▸ **Extrait présenté**
<<<<
© Nicolas Reyren
Le nez dans les aurores Observer les aurores boréales depuis nos latitudes
Un drapé de lumière qui danse dans le ciel… Qui n’a pas rêvé un jour de voir une aurore boréale? Pendant que les impatients mettent le cap sur le Grand Nord pour ne pas les manquer, les patients restent sous nos latitudes et persévèrent jusqu’à ce qu’elles apparaissent.
Etre au bon endroit au bon moment! L’expression prend tout son sens lorsqu’il s’agit d’apercevoir des aurores boréales dans le ciel suisse. Au-dessus des Alpes, le phénomène se produit une à deux fois l’an en moyenne, parfois de jour ce qui le rend invisible. Pourtant, l’observation de ce phénomène fascinant est possible même sous nos latitudes.
Nicolas Reyren, chercheur en physique au Centre national de recherche scientifique (CNRS), se souvient de ces nuits de mars et septembre 2001, puis de celle du 29 mai 2003, où lui et son ami Mark ont vu des aurores au-dessus du massif du Jura vaudois, près du col de la Givrine (1229 m). «Nous savions que ces soirées étaient propices à l’observation et les aurores sont effectivement apparues. Graduellement d’abord, puis de plus en plus distinctement. Pendant plusieurs minutes, on aurait dit des piliers de lumière qui se déplaçaient du bas vers le haut dans le ciel et retombaient brutalement. Ces moments, que j’ai photographiés avec mon appareil argentique à l’époque, restent parmi mes observations les plus émouvantes.»
>>>>
▸ **Informations extraites**
<<<<
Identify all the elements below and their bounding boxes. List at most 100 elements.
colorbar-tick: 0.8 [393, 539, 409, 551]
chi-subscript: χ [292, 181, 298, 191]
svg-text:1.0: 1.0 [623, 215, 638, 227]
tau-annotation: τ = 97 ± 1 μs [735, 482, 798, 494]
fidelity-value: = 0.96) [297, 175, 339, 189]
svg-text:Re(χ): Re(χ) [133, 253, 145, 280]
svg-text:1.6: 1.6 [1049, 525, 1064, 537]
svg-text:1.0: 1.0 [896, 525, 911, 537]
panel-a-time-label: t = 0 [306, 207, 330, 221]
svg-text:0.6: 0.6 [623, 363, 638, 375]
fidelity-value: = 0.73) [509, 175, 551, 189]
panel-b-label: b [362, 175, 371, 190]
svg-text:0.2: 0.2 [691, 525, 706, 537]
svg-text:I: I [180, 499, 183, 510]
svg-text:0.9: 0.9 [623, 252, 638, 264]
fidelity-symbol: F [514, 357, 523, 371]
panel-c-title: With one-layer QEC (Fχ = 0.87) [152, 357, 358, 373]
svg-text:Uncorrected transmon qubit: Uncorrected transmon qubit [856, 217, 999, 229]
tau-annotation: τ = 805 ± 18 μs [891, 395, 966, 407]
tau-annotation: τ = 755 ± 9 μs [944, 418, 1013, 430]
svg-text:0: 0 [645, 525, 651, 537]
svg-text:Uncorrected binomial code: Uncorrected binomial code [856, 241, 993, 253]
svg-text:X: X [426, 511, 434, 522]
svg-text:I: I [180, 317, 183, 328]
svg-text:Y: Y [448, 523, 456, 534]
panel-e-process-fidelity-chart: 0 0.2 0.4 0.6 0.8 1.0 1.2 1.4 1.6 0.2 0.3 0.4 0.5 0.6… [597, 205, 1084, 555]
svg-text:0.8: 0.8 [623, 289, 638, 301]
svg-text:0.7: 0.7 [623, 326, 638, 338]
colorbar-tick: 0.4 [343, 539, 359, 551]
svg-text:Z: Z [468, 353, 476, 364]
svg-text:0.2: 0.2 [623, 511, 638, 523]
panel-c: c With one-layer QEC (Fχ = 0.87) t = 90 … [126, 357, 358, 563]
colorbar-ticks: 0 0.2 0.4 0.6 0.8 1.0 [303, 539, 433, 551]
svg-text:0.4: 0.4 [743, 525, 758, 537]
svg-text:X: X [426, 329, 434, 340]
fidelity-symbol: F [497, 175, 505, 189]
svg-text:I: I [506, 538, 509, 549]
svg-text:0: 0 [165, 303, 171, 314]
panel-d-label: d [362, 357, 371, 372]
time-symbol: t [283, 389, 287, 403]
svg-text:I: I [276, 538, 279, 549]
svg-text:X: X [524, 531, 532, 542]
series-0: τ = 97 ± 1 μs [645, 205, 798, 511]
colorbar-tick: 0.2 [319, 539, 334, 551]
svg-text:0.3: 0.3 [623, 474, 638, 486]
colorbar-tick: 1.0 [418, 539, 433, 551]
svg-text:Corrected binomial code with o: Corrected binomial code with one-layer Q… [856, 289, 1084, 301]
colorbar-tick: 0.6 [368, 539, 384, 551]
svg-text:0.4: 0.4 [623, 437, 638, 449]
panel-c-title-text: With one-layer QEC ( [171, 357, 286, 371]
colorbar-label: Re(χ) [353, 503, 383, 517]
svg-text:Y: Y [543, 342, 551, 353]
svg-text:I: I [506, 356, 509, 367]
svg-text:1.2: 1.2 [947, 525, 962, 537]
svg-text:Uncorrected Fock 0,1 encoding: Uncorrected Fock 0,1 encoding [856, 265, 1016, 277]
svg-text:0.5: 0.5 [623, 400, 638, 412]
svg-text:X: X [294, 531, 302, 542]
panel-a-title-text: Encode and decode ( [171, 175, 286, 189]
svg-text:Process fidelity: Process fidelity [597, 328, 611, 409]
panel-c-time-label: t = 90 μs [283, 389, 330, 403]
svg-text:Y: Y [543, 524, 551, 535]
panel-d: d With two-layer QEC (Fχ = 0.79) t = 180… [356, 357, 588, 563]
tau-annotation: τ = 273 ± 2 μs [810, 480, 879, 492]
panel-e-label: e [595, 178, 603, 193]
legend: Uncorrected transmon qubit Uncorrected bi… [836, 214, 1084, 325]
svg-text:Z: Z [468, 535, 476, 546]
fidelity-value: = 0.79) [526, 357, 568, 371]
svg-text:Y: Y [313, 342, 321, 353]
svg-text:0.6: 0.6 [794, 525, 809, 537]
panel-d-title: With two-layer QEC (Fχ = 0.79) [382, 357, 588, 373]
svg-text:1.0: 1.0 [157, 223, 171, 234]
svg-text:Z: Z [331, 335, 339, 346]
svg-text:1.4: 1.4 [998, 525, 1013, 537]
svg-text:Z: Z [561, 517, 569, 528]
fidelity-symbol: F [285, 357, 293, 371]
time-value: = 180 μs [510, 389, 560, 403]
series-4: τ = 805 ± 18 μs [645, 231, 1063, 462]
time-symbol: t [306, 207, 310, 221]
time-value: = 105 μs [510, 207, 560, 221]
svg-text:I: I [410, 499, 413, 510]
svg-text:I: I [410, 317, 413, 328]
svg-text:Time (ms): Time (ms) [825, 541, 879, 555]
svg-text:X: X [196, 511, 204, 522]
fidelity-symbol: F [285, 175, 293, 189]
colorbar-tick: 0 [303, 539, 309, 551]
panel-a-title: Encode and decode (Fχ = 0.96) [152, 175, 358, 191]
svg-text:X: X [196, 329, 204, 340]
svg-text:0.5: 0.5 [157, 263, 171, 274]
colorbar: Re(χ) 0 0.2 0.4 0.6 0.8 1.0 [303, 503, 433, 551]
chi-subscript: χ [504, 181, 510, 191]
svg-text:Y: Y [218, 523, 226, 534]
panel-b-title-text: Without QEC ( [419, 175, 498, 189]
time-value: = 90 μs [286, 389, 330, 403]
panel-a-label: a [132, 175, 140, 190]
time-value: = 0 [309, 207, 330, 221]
>>>>
▸ **Consigne**
Reproduisez le passage de l'extrait sur les aurores boréales qui va de « Etre au bon » jusqu'à « sous nos latitudes. » inclus. Les entrées ci-dessus sont indépendantes de l'extrait.

▸ **Solution rédigée**
Etre au bon endroit au bon moment! L’expression prend tout son sens lorsqu’il s’agit d’apercevoir des aurores boréales dans le ciel suisse. Au-dessus des Alpes, le phénomène se produit une à deux fois l’an en moyenne, parfois de jour ce qui le rend invisible. Pourtant, l’observation de ce phénomène fascinant est possible même sous nos latitudes.